# PROMPT:
Substitute "Percentage pts" for "Percentage points" in the material, starting at its first line and ending at the line that contains "bar-segment (397, 316, 461, 474)". Give back only those lines, with nothing else changed.

Records
——————
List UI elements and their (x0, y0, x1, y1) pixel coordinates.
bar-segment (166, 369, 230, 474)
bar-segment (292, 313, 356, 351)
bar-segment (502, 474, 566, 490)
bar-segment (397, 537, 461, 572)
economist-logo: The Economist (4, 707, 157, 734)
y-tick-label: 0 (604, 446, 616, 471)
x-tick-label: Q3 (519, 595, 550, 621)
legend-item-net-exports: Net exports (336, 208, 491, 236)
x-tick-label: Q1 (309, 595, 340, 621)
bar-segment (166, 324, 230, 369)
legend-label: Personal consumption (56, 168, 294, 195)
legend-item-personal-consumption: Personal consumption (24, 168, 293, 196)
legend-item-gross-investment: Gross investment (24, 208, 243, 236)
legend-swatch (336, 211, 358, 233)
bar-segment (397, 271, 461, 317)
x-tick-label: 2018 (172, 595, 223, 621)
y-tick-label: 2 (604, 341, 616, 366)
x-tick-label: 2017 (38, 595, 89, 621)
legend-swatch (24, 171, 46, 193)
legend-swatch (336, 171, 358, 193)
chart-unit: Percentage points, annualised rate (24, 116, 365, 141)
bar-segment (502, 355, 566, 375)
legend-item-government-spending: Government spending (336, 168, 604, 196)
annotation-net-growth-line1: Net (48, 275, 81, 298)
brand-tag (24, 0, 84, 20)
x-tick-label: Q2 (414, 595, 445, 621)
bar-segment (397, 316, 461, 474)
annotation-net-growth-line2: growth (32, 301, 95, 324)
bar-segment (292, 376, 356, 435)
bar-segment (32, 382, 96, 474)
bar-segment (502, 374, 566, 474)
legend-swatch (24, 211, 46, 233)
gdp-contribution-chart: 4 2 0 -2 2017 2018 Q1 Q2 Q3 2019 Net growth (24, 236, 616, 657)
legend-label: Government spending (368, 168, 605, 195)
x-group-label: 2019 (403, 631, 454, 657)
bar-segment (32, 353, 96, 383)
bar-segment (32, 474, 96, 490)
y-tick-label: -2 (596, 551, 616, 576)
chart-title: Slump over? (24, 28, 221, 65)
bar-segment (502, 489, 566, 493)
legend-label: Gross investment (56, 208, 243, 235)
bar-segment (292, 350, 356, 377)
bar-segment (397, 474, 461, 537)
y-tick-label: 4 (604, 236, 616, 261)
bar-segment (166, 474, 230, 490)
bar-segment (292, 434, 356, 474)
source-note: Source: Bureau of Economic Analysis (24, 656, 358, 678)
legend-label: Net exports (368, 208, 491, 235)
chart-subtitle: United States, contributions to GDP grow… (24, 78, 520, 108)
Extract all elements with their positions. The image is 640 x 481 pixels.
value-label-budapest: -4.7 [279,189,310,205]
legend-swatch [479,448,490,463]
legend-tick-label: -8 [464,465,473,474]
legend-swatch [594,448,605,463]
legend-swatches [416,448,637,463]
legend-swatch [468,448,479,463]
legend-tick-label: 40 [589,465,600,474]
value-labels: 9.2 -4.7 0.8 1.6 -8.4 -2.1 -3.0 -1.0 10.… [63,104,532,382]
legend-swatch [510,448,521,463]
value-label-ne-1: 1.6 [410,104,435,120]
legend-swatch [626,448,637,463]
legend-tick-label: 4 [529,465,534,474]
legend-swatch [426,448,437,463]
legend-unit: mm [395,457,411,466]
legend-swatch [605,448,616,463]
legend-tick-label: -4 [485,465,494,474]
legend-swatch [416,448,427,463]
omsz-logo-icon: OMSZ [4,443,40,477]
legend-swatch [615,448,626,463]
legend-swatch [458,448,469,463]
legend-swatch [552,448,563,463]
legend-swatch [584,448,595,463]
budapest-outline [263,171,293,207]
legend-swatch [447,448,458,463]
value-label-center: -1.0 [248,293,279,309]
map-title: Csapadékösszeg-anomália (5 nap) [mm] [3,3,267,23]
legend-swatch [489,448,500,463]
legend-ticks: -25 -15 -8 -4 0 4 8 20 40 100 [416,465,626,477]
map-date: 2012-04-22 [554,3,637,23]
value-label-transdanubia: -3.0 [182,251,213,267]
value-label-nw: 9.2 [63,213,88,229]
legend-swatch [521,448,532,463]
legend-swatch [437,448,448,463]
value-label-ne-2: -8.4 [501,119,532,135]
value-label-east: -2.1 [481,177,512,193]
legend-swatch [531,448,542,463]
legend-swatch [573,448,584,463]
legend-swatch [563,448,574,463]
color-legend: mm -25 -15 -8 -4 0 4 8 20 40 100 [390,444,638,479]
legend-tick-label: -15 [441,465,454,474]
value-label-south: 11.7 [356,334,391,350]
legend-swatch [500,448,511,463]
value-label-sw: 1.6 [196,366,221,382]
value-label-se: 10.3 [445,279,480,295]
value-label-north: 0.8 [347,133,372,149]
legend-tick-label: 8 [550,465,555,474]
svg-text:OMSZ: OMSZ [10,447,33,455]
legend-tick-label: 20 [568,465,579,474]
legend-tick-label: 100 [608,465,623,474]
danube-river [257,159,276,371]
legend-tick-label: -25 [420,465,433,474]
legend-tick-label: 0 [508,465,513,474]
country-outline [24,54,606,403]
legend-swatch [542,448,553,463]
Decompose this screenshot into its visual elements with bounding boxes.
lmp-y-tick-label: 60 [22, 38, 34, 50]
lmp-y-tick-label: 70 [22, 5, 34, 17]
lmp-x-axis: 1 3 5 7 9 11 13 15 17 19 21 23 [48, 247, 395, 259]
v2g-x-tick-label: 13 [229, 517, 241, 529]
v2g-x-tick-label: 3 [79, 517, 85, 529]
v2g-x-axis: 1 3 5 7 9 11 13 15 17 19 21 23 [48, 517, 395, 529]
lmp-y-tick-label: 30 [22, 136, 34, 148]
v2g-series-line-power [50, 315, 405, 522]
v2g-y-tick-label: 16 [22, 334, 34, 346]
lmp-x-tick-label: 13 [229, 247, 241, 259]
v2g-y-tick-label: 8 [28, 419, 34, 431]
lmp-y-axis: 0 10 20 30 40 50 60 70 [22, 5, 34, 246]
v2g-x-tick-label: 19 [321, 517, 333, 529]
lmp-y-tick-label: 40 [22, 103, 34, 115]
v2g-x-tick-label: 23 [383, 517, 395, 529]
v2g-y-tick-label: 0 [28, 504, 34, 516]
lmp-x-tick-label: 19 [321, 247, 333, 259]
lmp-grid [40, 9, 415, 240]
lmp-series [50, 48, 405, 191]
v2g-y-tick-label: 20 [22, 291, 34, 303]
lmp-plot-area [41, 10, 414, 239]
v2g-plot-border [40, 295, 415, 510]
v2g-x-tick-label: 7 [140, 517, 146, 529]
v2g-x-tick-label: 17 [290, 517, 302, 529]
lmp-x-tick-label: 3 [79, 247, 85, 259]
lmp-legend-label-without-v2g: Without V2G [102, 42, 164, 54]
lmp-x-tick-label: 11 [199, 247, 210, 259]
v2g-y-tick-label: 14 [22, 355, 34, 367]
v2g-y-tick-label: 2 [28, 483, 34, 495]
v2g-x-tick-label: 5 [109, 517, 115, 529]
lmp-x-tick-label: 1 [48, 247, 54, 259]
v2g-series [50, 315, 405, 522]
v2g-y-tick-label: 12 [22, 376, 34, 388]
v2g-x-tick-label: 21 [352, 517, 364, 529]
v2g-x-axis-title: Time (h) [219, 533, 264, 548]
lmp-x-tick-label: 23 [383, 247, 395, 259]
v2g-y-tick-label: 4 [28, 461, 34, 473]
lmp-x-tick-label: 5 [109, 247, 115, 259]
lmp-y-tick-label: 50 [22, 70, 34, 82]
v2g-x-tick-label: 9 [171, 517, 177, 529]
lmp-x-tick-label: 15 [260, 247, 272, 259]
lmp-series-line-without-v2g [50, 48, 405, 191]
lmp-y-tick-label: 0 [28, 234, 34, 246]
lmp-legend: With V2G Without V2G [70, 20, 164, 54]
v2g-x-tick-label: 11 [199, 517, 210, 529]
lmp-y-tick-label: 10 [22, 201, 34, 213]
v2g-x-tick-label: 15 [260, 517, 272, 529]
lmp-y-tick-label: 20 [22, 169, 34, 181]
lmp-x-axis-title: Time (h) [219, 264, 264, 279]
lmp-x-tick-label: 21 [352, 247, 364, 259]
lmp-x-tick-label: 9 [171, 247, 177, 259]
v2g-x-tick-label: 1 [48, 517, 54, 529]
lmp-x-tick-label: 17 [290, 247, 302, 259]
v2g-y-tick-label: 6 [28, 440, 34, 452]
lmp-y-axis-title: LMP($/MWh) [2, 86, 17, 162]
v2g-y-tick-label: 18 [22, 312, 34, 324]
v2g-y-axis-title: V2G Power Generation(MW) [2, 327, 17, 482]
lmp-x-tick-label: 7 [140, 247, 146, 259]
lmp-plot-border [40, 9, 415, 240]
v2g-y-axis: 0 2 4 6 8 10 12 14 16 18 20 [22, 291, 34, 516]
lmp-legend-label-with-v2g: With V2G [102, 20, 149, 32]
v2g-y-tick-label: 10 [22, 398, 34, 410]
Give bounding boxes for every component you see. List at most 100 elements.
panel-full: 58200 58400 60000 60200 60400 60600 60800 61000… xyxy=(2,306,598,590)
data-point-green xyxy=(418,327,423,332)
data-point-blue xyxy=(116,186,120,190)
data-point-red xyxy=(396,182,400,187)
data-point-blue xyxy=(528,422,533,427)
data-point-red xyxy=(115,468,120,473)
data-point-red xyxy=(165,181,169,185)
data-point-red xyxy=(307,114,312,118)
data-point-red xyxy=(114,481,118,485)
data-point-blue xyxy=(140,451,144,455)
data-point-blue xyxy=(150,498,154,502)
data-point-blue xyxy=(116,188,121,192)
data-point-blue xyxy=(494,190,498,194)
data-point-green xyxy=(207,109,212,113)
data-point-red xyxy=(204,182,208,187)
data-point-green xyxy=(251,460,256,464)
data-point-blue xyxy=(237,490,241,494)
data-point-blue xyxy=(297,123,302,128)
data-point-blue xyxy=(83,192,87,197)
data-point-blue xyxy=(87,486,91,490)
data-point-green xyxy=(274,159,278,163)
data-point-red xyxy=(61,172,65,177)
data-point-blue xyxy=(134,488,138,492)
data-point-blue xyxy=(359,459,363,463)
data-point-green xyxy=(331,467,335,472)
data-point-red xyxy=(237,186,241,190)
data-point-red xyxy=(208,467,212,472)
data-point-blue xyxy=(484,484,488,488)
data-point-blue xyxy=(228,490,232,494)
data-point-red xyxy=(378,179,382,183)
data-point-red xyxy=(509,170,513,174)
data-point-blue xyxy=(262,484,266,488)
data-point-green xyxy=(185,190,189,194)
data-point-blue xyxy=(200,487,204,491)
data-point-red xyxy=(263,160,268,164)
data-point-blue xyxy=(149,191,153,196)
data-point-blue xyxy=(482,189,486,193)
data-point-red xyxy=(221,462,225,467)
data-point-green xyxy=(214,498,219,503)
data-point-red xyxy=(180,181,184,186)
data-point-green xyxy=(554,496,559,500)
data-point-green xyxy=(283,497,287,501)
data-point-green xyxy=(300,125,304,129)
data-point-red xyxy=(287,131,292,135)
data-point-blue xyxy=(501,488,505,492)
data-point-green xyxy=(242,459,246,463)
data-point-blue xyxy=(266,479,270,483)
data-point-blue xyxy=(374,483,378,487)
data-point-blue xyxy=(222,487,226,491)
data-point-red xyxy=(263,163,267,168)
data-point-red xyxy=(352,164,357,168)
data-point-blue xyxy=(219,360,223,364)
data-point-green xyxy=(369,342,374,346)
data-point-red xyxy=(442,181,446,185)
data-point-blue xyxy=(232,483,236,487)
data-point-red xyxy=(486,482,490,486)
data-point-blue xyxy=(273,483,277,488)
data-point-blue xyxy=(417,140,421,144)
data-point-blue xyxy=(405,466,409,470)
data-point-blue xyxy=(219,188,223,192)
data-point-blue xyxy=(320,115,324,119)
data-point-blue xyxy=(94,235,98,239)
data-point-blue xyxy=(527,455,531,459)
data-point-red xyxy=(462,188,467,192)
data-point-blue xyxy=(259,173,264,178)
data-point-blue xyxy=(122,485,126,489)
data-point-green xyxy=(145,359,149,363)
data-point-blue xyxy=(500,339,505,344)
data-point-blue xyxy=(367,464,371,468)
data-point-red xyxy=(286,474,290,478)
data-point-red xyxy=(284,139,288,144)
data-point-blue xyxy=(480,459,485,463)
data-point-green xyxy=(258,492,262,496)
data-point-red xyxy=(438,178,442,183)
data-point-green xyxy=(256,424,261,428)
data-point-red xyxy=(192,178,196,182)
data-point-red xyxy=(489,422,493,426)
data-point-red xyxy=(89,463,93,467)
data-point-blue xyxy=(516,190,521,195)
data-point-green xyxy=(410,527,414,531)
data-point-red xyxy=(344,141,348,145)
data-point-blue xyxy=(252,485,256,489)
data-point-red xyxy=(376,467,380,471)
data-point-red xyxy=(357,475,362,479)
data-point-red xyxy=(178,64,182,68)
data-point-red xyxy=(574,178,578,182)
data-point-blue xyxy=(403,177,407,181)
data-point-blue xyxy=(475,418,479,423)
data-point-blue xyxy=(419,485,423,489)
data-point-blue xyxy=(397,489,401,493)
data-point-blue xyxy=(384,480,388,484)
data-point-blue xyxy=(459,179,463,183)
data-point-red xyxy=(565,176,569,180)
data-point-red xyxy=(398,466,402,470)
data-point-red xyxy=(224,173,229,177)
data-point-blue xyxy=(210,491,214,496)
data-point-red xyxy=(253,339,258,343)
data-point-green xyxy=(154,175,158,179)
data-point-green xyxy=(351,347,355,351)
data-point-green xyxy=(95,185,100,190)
——————
# RESPONSE FOR THIS EXERCISE:
List UI elements and their (x0, y0, x1, y1) pixel coordinates.
bar-segment (166, 369, 230, 474)
bar-segment (292, 313, 356, 351)
bar-segment (502, 474, 566, 490)
bar-segment (397, 537, 461, 572)
economist-logo: The Economist (4, 707, 157, 734)
y-tick-label: 0 (604, 446, 616, 471)
x-tick-label: Q3 (519, 595, 550, 621)
legend-item-net-exports: Net exports (336, 208, 491, 236)
x-tick-label: Q1 (309, 595, 340, 621)
bar-segment (166, 324, 230, 369)
legend-label: Personal consumption (56, 168, 294, 195)
legend-item-personal-consumption: Personal consumption (24, 168, 293, 196)
legend-item-gross-investment: Gross investment (24, 208, 243, 236)
legend-swatch (336, 211, 358, 233)
bar-segment (397, 271, 461, 317)
x-tick-label: 2018 (172, 595, 223, 621)
y-tick-label: 2 (604, 341, 616, 366)
x-tick-label: 2017 (38, 595, 89, 621)
legend-swatch (24, 171, 46, 193)
legend-swatch (336, 171, 358, 193)
chart-unit: Percentage pts, annualised rate (24, 116, 365, 141)
bar-segment (502, 355, 566, 375)
legend-item-government-spending: Government spending (336, 168, 604, 196)
annotation-net-growth-line1: Net (48, 275, 81, 298)
brand-tag (24, 0, 84, 20)
x-tick-label: Q2 (414, 595, 445, 621)
bar-segment (397, 316, 461, 474)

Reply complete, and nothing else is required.